## PROBLEM DESCRIPTION
Find how many lines in the material hold the word "text", then state that number and nothing more.

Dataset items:
§
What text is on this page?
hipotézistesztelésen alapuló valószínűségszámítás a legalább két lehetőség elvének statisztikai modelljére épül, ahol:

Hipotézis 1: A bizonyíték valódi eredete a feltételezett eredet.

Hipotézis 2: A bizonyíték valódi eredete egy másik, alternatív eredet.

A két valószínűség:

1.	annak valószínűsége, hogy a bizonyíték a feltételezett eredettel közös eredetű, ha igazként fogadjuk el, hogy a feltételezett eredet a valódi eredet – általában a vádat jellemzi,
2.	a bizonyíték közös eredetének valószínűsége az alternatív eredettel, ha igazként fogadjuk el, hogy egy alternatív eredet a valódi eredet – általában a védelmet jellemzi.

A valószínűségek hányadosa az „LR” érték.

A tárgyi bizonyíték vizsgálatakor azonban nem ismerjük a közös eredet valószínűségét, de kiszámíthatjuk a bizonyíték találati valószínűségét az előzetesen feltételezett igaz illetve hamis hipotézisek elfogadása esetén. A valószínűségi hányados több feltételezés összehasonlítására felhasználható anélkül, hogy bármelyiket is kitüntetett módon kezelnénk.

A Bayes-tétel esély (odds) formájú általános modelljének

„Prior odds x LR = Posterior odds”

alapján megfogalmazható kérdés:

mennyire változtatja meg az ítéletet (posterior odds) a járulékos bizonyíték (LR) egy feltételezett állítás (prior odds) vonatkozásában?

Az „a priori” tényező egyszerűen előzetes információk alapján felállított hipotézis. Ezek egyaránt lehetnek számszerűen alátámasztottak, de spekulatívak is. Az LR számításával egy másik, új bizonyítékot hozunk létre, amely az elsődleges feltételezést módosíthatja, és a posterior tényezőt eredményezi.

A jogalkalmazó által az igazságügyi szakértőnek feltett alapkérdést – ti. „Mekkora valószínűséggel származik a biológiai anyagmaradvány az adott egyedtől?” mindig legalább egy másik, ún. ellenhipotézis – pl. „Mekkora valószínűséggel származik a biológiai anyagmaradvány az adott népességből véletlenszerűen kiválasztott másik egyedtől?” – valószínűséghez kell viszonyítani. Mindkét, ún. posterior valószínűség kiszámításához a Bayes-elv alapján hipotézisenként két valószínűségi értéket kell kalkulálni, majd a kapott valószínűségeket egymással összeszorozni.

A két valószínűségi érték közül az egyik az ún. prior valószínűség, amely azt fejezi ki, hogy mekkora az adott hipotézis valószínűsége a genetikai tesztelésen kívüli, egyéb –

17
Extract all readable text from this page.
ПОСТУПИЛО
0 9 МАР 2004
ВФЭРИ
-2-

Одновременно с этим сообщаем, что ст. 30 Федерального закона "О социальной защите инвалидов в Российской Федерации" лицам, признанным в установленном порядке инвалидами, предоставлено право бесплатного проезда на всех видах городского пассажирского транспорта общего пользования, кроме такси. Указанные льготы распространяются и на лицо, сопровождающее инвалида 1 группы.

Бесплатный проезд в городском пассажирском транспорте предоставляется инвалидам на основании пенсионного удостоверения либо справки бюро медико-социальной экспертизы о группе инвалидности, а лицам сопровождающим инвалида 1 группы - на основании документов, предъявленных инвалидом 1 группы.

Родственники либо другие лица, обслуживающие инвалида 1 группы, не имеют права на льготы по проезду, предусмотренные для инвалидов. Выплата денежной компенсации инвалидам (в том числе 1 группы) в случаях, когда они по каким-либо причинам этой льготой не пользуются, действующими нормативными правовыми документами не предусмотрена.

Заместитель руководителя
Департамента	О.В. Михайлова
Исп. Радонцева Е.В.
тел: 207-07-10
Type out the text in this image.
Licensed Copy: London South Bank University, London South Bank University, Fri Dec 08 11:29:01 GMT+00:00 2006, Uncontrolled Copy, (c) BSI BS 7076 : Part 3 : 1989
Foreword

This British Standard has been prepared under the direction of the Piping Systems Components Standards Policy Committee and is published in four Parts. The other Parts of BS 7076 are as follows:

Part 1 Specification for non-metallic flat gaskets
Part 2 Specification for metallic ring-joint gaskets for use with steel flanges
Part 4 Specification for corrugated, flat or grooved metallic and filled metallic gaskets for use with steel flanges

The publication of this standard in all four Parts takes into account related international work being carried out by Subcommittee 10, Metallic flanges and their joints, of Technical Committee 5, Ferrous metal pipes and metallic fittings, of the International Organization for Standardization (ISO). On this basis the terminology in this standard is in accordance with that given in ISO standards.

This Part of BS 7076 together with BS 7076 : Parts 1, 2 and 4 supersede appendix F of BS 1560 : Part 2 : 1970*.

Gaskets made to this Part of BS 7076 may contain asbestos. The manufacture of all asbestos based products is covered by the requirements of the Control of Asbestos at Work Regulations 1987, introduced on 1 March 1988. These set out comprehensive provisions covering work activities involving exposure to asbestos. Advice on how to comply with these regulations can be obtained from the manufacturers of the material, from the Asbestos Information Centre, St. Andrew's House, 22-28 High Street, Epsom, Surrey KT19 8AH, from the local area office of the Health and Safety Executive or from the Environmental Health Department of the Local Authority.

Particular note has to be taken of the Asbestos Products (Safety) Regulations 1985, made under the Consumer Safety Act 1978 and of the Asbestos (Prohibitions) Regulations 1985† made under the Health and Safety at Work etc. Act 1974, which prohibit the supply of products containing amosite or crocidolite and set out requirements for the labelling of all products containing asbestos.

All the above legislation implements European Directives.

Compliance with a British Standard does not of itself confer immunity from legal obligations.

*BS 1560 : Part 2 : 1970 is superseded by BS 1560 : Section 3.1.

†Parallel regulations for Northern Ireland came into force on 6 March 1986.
§
## RESPONSE BELOW
3